→ Task instructions:
Determine the number of lines containing the word "this", and state that figure alone.

#### Raw records ####

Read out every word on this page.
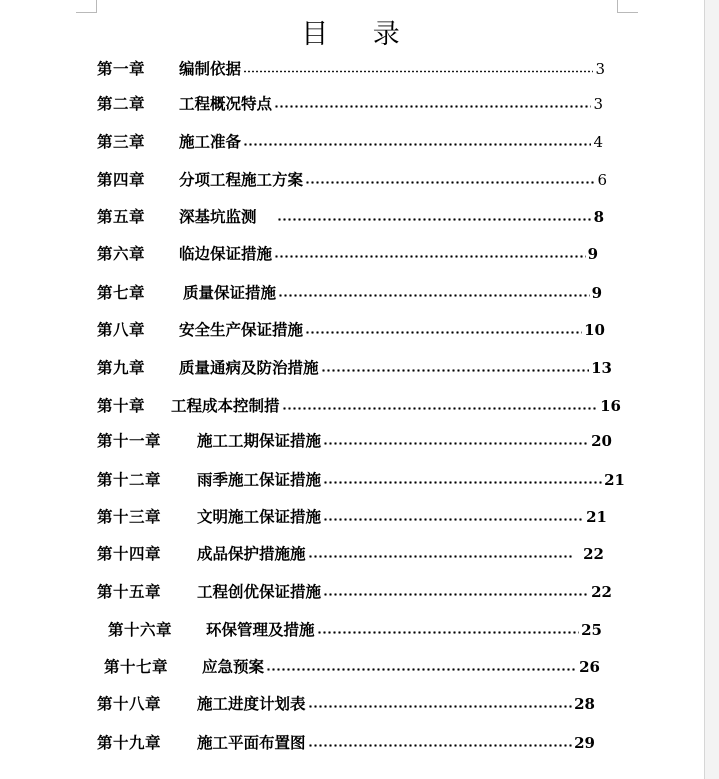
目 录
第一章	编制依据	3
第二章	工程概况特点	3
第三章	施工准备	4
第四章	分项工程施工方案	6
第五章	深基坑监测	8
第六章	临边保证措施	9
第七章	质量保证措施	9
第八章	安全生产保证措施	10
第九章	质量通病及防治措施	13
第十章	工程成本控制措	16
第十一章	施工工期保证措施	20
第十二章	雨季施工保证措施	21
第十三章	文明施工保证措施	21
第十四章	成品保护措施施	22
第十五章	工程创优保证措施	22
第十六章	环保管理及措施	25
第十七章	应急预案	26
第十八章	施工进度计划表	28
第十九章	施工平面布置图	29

####
#### Raw records ####

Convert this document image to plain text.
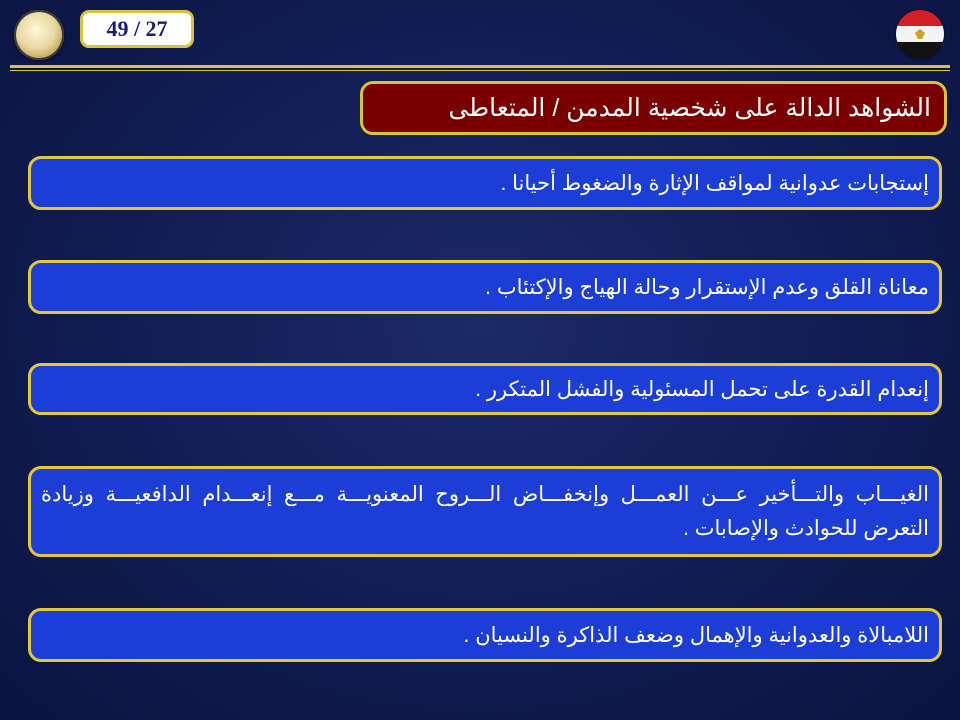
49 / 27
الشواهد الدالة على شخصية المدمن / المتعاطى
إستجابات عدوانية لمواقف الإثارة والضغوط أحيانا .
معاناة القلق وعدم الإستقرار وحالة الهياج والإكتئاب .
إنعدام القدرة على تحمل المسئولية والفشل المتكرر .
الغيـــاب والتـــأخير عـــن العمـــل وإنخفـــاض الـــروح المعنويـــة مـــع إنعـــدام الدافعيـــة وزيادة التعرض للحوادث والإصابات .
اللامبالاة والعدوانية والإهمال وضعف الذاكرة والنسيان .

####

→ Result:
2